→ Problem to solve:
Go through the listing below and list every line with "down".

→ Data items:

──────

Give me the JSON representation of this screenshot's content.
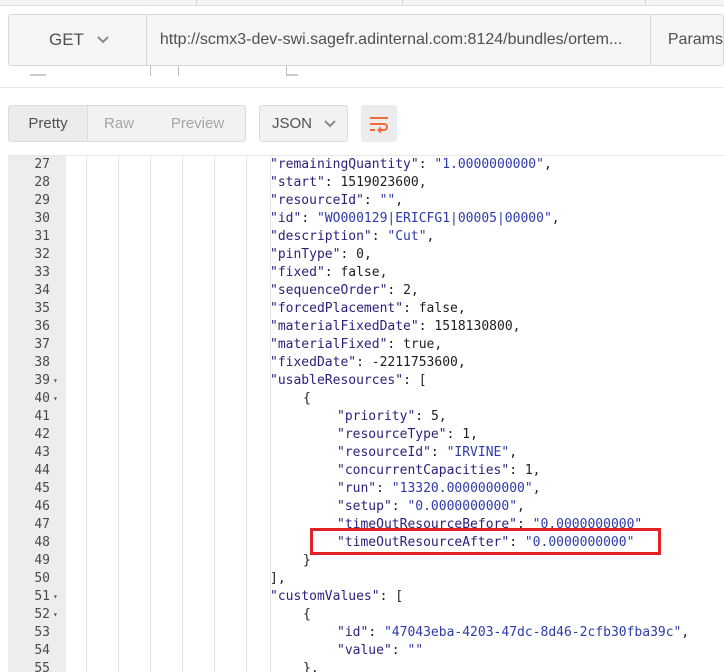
{
  "request": {
    "method": "GET",
    "url": "http://scmx3-dev-swi.sagefr.adinternal.com:8124/bundles/ortem...",
    "params_label": "Params"
  },
  "response_toolbar": {
    "views": [
      "Pretty",
      "Raw",
      "Preview"
    ],
    "active_view": "Pretty",
    "format": "JSON"
  },
  "icons": {
    "method_dropdown": "chevron-down-icon",
    "format_dropdown": "chevron-down-icon",
    "wrap": "wrap-lines-icon",
    "fold": "fold-arrow-icon"
  },
  "colors": {
    "key": "#2b1f7a",
    "string": "#2e3ba8",
    "wrap_icon": "#f26b3a",
    "highlight_box": "#e32226"
  },
  "code_lines": [
    {
      "n": "27",
      "fold": false,
      "parts": [
        [
          "k",
          "\"remainingQuantity\""
        ],
        [
          "p",
          ": "
        ],
        [
          "s",
          "\"1.0000000000\""
        ],
        [
          "p",
          ","
        ]
      ]
    },
    {
      "n": "28",
      "fold": false,
      "parts": [
        [
          "k",
          "\"start\""
        ],
        [
          "p",
          ": "
        ],
        [
          "n",
          "1519023600"
        ],
        [
          "p",
          ","
        ]
      ]
    },
    {
      "n": "29",
      "fold": false,
      "parts": [
        [
          "k",
          "\"resourceId\""
        ],
        [
          "p",
          ": "
        ],
        [
          "s",
          "\"\""
        ],
        [
          "p",
          ","
        ]
      ]
    },
    {
      "n": "30",
      "fold": false,
      "parts": [
        [
          "k",
          "\"id\""
        ],
        [
          "p",
          ": "
        ],
        [
          "s",
          "\"WO000129|ERICFG1|00005|00000\""
        ],
        [
          "p",
          ","
        ]
      ]
    },
    {
      "n": "31",
      "fold": false,
      "parts": [
        [
          "k",
          "\"description\""
        ],
        [
          "p",
          ": "
        ],
        [
          "s",
          "\"Cut\""
        ],
        [
          "p",
          ","
        ]
      ]
    },
    {
      "n": "32",
      "fold": false,
      "parts": [
        [
          "k",
          "\"pinType\""
        ],
        [
          "p",
          ": "
        ],
        [
          "n",
          "0"
        ],
        [
          "p",
          ","
        ]
      ]
    },
    {
      "n": "33",
      "fold": false,
      "parts": [
        [
          "k",
          "\"fixed\""
        ],
        [
          "p",
          ": "
        ],
        [
          "n",
          "false"
        ],
        [
          "p",
          ","
        ]
      ]
    },
    {
      "n": "34",
      "fold": false,
      "parts": [
        [
          "k",
          "\"sequenceOrder\""
        ],
        [
          "p",
          ": "
        ],
        [
          "n",
          "2"
        ],
        [
          "p",
          ","
        ]
      ]
    },
    {
      "n": "35",
      "fold": false,
      "parts": [
        [
          "k",
          "\"forcedPlacement\""
        ],
        [
          "p",
          ": "
        ],
        [
          "n",
          "false"
        ],
        [
          "p",
          ","
        ]
      ]
    },
    {
      "n": "36",
      "fold": false,
      "parts": [
        [
          "k",
          "\"materialFixedDate\""
        ],
        [
          "p",
          ": "
        ],
        [
          "n",
          "1518130800"
        ],
        [
          "p",
          ","
        ]
      ]
    },
    {
      "n": "37",
      "fold": false,
      "parts": [
        [
          "k",
          "\"materialFixed\""
        ],
        [
          "p",
          ": "
        ],
        [
          "n",
          "true"
        ],
        [
          "p",
          ","
        ]
      ]
    },
    {
      "n": "38",
      "fold": false,
      "parts": [
        [
          "k",
          "\"fixedDate\""
        ],
        [
          "p",
          ": "
        ],
        [
          "n",
          "-2211753600"
        ],
        [
          "p",
          ","
        ]
      ]
    },
    {
      "n": "39",
      "fold": true,
      "parts": [
        [
          "k",
          "\"usableResources\""
        ],
        [
          "p",
          ": ["
        ]
      ]
    },
    {
      "n": "40",
      "fold": true,
      "parts": [
        [
          "p",
          "{"
        ]
      ]
    },
    {
      "n": "41",
      "fold": false,
      "parts": [
        [
          "k",
          "\"priority\""
        ],
        [
          "p",
          ": "
        ],
        [
          "n",
          "5"
        ],
        [
          "p",
          ","
        ]
      ]
    },
    {
      "n": "42",
      "fold": false,
      "parts": [
        [
          "k",
          "\"resourceType\""
        ],
        [
          "p",
          ": "
        ],
        [
          "n",
          "1"
        ],
        [
          "p",
          ","
        ]
      ]
    },
    {
      "n": "43",
      "fold": false,
      "parts": [
        [
          "k",
          "\"resourceId\""
        ],
        [
          "p",
          ": "
        ],
        [
          "s",
          "\"IRVINE\""
        ],
        [
          "p",
          ","
        ]
      ]
    },
    {
      "n": "44",
      "fold": false,
      "parts": [
        [
          "k",
          "\"concurrentCapacities\""
        ],
        [
          "p",
          ": "
        ],
        [
          "n",
          "1"
        ],
        [
          "p",
          ","
        ]
      ]
    },
    {
      "n": "45",
      "fold": false,
      "parts": [
        [
          "k",
          "\"run\""
        ],
        [
          "p",
          ": "
        ],
        [
          "s",
          "\"13320.0000000000\""
        ],
        [
          "p",
          ","
        ]
      ]
    },
    {
      "n": "46",
      "fold": false,
      "parts": [
        [
          "k",
          "\"setup\""
        ],
        [
          "p",
          ": "
        ],
        [
          "s",
          "\"0.0000000000\""
        ],
        [
          "p",
          ","
        ]
      ]
    },
    {
      "n": "47",
      "fold": false,
      "parts": [
        [
          "k",
          "\"timeOutResourceBefore\""
        ],
        [
          "p",
          ": "
        ],
        [
          "s",
          "\"0.0000000000\""
        ]
      ]
    },
    {
      "n": "48",
      "fold": false,
      "parts": [
        [
          "k",
          "\"timeOutResourceAfter\""
        ],
        [
          "p",
          ": "
        ],
        [
          "s",
          "\"0.0000000000\""
        ]
      ]
    },
    {
      "n": "49",
      "fold": false,
      "parts": [
        [
          "p",
          "}"
        ]
      ]
    },
    {
      "n": "50",
      "fold": false,
      "parts": [
        [
          "p",
          "],"
        ]
      ]
    },
    {
      "n": "51",
      "fold": true,
      "parts": [
        [
          "k",
          "\"customValues\""
        ],
        [
          "p",
          ": ["
        ]
      ]
    },
    {
      "n": "52",
      "fold": true,
      "parts": [
        [
          "p",
          "{"
        ]
      ]
    },
    {
      "n": "53",
      "fold": false,
      "parts": [
        [
          "k",
          "\"id\""
        ],
        [
          "p",
          ": "
        ],
        [
          "s",
          "\"47043eba-4203-47dc-8d46-2cfb30fba39c\""
        ],
        [
          "p",
          ","
        ]
      ]
    },
    {
      "n": "54",
      "fold": false,
      "parts": [
        [
          "k",
          "\"value\""
        ],
        [
          "p",
          ": "
        ],
        [
          "s",
          "\"\""
        ]
      ]
    },
    {
      "n": "55",
      "fold": false,
      "parts": [
        [
          "p",
          "},"
        ]
      ]
    }
  ]
}
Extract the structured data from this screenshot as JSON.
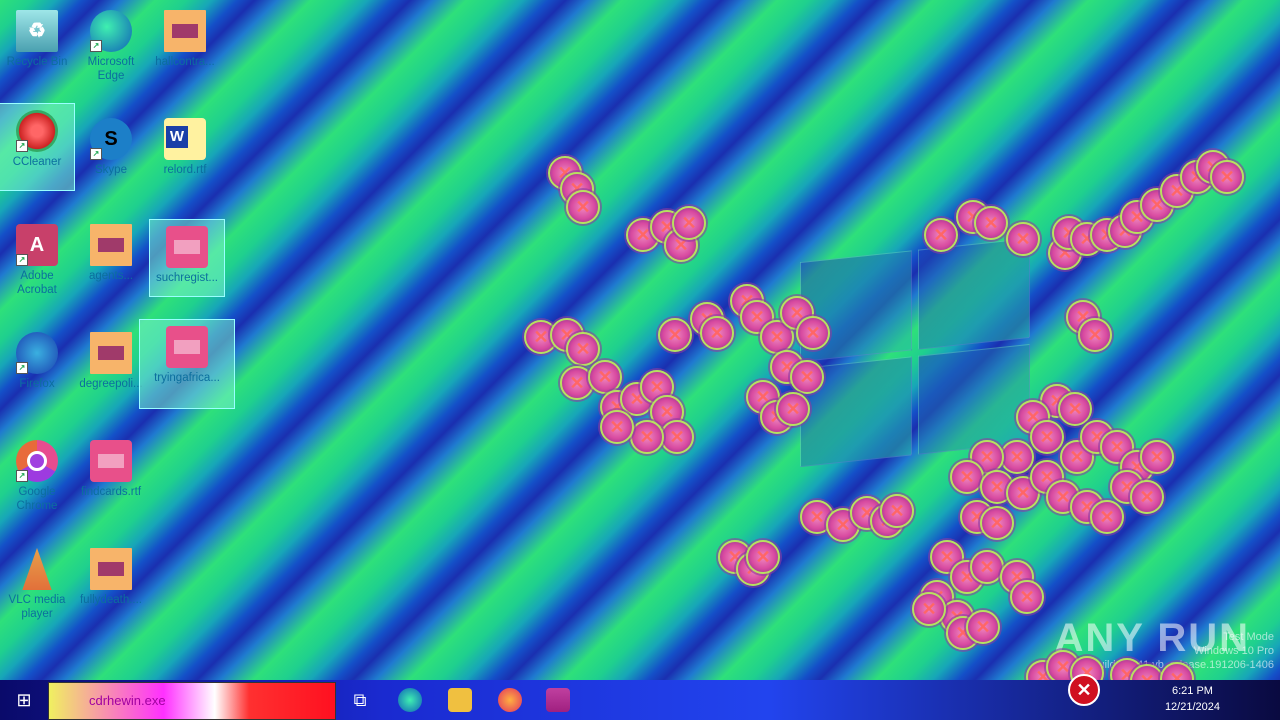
{
  "desktop": {
    "icons": [
      {
        "label": "Recycle Bin",
        "icon": "recycle-bin-icon"
      },
      {
        "label": "Microsoft Edge",
        "icon": "edge-icon"
      },
      {
        "label": "hallcontra...",
        "icon": "image-file-icon"
      },
      {
        "label": "CCleaner",
        "icon": "ccleaner-icon"
      },
      {
        "label": "Skype",
        "icon": "skype-icon"
      },
      {
        "label": "relord.rtf",
        "icon": "word-doc-icon"
      },
      {
        "label": "Adobe Acrobat",
        "icon": "acrobat-icon"
      },
      {
        "label": "agents...",
        "icon": "image-file-icon"
      },
      {
        "label": "suchregist...",
        "icon": "image-file-icon"
      },
      {
        "label": "Firefox",
        "icon": "firefox-icon"
      },
      {
        "label": "degreepoli...",
        "icon": "image-file-icon"
      },
      {
        "label": "tryingafrica...",
        "icon": "word-doc-icon"
      },
      {
        "label": "Google Chrome",
        "icon": "chrome-icon"
      },
      {
        "label": "findcards.rtf",
        "icon": "word-doc-icon"
      },
      {
        "label": "VLC media player",
        "icon": "vlc-icon"
      },
      {
        "label": "fullydeath....",
        "icon": "image-file-icon"
      }
    ]
  },
  "taskbar": {
    "search_text": "cdrhewin.exe",
    "clock_time": "6:21 PM",
    "clock_date": "12/21/2024"
  },
  "watermark": {
    "text": "ANY RUN",
    "os_info_1": "Test Mode",
    "os_info_2": "Windows 10 Pro",
    "os_info_3": "Build 19041.vb_release.191206-1406"
  },
  "colors": {
    "error_accent": "#d01020",
    "taskbar_bg": "#1a2ad0"
  }
}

──────

→ Solution:
    "method_dropdown": "chevron-down-icon",
    "format_dropdown": "chevron-down-icon",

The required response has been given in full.